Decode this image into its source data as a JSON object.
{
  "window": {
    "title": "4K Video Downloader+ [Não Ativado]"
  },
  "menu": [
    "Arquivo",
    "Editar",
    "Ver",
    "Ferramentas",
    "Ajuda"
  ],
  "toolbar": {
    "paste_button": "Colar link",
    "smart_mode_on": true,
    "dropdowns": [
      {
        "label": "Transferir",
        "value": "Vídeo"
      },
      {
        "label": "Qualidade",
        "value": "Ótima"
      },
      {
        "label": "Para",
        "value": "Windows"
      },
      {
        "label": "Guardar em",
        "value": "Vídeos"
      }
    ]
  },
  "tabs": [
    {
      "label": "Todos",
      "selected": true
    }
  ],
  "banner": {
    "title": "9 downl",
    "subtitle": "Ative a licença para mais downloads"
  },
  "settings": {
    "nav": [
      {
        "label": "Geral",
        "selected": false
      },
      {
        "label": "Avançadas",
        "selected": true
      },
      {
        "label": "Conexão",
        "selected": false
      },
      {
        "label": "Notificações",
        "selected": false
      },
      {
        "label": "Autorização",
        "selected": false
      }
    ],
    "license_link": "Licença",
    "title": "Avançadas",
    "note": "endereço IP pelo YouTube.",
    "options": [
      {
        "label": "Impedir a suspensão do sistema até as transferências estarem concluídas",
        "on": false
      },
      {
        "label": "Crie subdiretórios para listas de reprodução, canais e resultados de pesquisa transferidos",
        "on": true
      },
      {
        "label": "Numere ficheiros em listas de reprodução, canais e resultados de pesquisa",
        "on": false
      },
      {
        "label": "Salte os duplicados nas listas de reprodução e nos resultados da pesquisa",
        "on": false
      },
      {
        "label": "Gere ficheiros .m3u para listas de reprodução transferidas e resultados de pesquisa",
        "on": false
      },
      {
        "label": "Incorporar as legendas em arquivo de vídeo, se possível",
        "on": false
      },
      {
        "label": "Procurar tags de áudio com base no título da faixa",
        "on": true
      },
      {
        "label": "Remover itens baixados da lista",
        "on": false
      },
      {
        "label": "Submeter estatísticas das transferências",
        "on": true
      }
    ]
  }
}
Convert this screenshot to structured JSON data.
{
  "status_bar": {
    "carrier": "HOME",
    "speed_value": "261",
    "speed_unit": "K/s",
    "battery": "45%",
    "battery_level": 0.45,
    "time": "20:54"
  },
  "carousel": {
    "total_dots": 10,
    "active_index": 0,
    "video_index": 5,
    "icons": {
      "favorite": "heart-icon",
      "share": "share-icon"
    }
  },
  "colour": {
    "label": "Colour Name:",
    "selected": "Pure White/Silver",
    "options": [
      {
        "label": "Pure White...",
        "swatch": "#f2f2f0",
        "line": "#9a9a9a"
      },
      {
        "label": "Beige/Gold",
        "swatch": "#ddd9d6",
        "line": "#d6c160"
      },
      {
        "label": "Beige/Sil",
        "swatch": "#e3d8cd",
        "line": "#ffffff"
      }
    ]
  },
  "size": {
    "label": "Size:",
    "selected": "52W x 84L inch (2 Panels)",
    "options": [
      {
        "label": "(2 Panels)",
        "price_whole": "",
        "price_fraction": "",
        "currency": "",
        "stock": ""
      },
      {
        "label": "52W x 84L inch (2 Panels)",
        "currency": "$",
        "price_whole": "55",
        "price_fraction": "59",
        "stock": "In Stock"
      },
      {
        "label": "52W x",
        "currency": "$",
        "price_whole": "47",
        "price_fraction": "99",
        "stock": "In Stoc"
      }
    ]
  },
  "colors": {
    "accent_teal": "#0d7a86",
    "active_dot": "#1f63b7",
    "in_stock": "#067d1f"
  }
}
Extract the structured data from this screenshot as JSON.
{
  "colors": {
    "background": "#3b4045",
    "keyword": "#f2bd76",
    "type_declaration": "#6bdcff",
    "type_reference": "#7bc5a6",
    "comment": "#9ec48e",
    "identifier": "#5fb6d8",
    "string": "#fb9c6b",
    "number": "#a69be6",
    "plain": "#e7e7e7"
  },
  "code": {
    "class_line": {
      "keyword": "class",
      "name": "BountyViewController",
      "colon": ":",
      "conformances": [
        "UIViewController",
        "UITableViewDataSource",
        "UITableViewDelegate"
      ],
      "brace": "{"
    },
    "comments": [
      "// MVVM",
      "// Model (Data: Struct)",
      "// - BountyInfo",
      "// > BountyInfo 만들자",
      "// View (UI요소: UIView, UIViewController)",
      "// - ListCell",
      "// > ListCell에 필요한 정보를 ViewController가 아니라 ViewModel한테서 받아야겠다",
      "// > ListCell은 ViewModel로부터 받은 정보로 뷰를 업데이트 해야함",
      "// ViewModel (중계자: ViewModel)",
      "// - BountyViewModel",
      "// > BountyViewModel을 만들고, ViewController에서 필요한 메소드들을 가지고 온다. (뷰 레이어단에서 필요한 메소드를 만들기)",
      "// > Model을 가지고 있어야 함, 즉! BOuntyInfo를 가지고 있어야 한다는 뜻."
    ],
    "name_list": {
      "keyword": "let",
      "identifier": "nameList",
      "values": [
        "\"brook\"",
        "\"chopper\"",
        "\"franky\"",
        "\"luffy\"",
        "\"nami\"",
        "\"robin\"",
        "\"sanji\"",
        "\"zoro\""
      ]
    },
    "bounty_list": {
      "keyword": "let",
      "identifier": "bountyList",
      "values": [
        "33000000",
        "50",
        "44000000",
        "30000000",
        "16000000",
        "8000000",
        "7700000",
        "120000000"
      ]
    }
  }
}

_____

** PROBLEM DESCRIPTION **
Exactly reproduce the material above.

** ANSWER TO THIS EXERCISE **
Decode this image into its source data as a JSON object.
{
  "window": {
    "title": "4K Video Downloader+ [Não Ativado]"
  },
  "menu": [
    "Arquivo",
    "Editar",
    "Ver",
    "Ferramentas",
    "Ajuda"
  ],
  "toolbar": {
    "paste_button": "Colar link",
    "smart_mode_on": true,
    "dropdowns": [
      {
        "label": "Transferir",
        "value": "Vídeo"
      },
      {
        "label": "Qualidade",
        "value": "Ótima"
      },
      {
        "label": "Para",
        "value": "Windows"
      },
      {
        "label": "Guardar em",
        "value": "Vídeos"
      }
    ]
  },
  "tabs": [
    {
      "label": "Todos",
      "selected": true
    }
  ],
  "banner": {
    "title": "9 downl",
    "subtitle": "Ative a licença para mais downloads"
  },
  "settings": {
    "nav": [
      {
        "label": "Geral",
        "selected": false
      },
      {
        "label": "Avançadas",
        "selected": true
      },
      {
        "label": "Conexão",
        "selected": false
      },
      {
        "label": "Notificações",
        "selected": false
      },
      {
        "label": "Autorização",
        "selected": false
      }
    ],
    "license_link": "Licença",
    "title": "Avançadas",
    "note": "endereço IP pelo YouTube.",
    "options": [
      {
        "label": "Impedir a suspensão do sistema até as transferências estarem concluídas",
        "on": false
      },
      {
        "label": "Crie subdiretórios para listas de reprodução, canais e resultados de pesquisa transferidos",
        "on": true
      },
      {
        "label": "Numere ficheiros em listas de reprodução, canais e resultados de pesquisa",
        "on": false
      },
      {
        "label": "Salte os duplicados nas listas de reprodução e nos resultados da pesquisa",
        "on": false
      },
      {
        "label": "Gere ficheiros .m3u para listas de reprodução transferidas e resultados de pesquisa",
        "on": false
      },
      {
        "label": "Incorporar as legendas em arquivo de vídeo, se possível",
        "on": false
      },
      {
        "label": "Procurar tags de áudio com base no título da faixa",
        "on": true
      },
      {
        "label": "Remover itens baixados da lista",
        "on": false
      },
      {
        "label": "Submeter estatísticas das transferências",
        "on": true
      }
    ]
  }
}
Convert this screenshot to structured JSON data.
{
  "status_bar": {
    "carrier": "HOME",
    "speed_value": "261",
    "speed_unit": "K/s",
    "battery": "45%",
    "battery_level": 0.45,
    "time": "20:54"
  },
  "carousel": {
    "total_dots": 10,
    "active_index": 0,
    "video_index": 5,
    "icons": {
      "favorite": "heart-icon",
      "share": "share-icon"
    }
  },
  "colour": {
    "label": "Colour Name:",
    "selected": "Pure White/Silver",
    "options": [
      {
        "label": "Pure White...",
        "swatch": "#f2f2f0",
        "line": "#9a9a9a"
      },
      {
        "label": "Beige/Gold",
        "swatch": "#ddd9d6",
        "line": "#d6c160"
      },
      {
        "label": "Beige/Sil",
        "swatch": "#e3d8cd",
        "line": "#ffffff"
      }
    ]
  },
  "size": {
    "label": "Size:",
    "selected": "52W x 84L inch (2 Panels)",
    "options": [
      {
        "label": "(2 Panels)",
        "price_whole": "",
        "price_fraction": "",
        "currency": "",
        "stock": ""
      },
      {
        "label": "52W x 84L inch (2 Panels)",
        "currency": "$",
        "price_whole": "55",
        "price_fraction": "59",
        "stock": "In Stock"
      },
      {
        "label": "52W x",
        "currency": "$",
        "price_whole": "47",
        "price_fraction": "99",
        "stock": "In Stoc"
      }
    ]
  },
  "colors": {
    "accent_teal": "#0d7a86",
    "active_dot": "#1f63b7",
    "in_stock": "#067d1f"
  }
}
Extract the structured data from this screenshot as JSON.
{
  "colors": {
    "background": "#3b4045",
    "keyword": "#f2bd76",
    "type_declaration": "#6bdcff",
    "type_reference": "#7bc5a6",
    "comment": "#9ec48e",
    "identifier": "#5fb6d8",
    "string": "#fb9c6b",
    "number": "#a69be6",
    "plain": "#e7e7e7"
  },
  "code": {
    "class_line": {
      "keyword": "class",
      "name": "BountyViewController",
      "colon": ":",
      "conformances": [
        "UIViewController",
        "UITableViewDataSource",
        "UITableViewDelegate"
      ],
      "brace": "{"
    },
    "comments": [
      "// MVVM",
      "// Model (Data: Struct)",
      "// - BountyInfo",
      "// > BountyInfo 만들자",
      "// View (UI요소: UIView, UIViewController)",
      "// - ListCell",
      "// > ListCell에 필요한 정보를 ViewController가 아니라 ViewModel한테서 받아야겠다",
      "// > ListCell은 ViewModel로부터 받은 정보로 뷰를 업데이트 해야함",
      "// ViewModel (중계자: ViewModel)",
      "// - BountyViewModel",
      "// > BountyViewModel을 만들고, ViewController에서 필요한 메소드들을 가지고 온다. (뷰 레이어단에서 필요한 메소드를 만들기)",
      "// > Model을 가지고 있어야 함, 즉! BOuntyInfo를 가지고 있어야 한다는 뜻."
    ],
    "name_list": {
      "keyword": "let",
      "identifier": "nameList",
      "values": [
        "\"brook\"",
        "\"chopper\"",
        "\"franky\"",
        "\"luffy\"",
        "\"nami\"",
        "\"robin\"",
        "\"sanji\"",
        "\"zoro\""
      ]
    },
    "bounty_list": {
      "keyword": "let",
      "identifier": "bountyList",
      "values": [
        "33000000",
        "50",
        "44000000",
        "30000000",
        "16000000",
        "8000000",
        "7700000",
        "120000000"
      ]
    }
  }
}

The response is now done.